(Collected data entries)
○ ○ ○ ○ ○ ○ ○

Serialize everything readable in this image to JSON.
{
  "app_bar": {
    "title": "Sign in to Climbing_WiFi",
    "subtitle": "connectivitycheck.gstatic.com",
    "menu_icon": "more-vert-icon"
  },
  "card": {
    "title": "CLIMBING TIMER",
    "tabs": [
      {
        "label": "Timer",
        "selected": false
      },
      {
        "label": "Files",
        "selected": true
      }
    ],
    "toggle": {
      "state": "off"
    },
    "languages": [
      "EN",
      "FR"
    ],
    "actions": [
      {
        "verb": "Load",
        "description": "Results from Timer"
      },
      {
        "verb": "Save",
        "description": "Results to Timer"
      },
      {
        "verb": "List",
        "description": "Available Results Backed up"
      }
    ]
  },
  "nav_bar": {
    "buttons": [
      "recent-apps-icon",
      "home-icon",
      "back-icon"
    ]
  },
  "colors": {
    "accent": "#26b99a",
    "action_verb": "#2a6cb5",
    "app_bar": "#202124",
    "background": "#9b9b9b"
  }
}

○ ○ ○ ○ ○ ○ ○

GOAL
Type the whole listing again, unaltered.

COMPLETED EXERCISE
Serialize everything readable in this image to JSON.
{
  "app_bar": {
    "title": "Sign in to Climbing_WiFi",
    "subtitle": "connectivitycheck.gstatic.com",
    "menu_icon": "more-vert-icon"
  },
  "card": {
    "title": "CLIMBING TIMER",
    "tabs": [
      {
        "label": "Timer",
        "selected": false
      },
      {
        "label": "Files",
        "selected": true
      }
    ],
    "toggle": {
      "state": "off"
    },
    "languages": [
      "EN",
      "FR"
    ],
    "actions": [
      {
        "verb": "Load",
        "description": "Results from Timer"
      },
      {
        "verb": "Save",
        "description": "Results to Timer"
      },
      {
        "verb": "List",
        "description": "Available Results Backed up"
      }
    ]
  },
  "nav_bar": {
    "buttons": [
      "recent-apps-icon",
      "home-icon",
      "back-icon"
    ]
  },
  "colors": {
    "accent": "#26b99a",
    "action_verb": "#2a6cb5",
    "app_bar": "#202124",
    "background": "#9b9b9b"
  }
}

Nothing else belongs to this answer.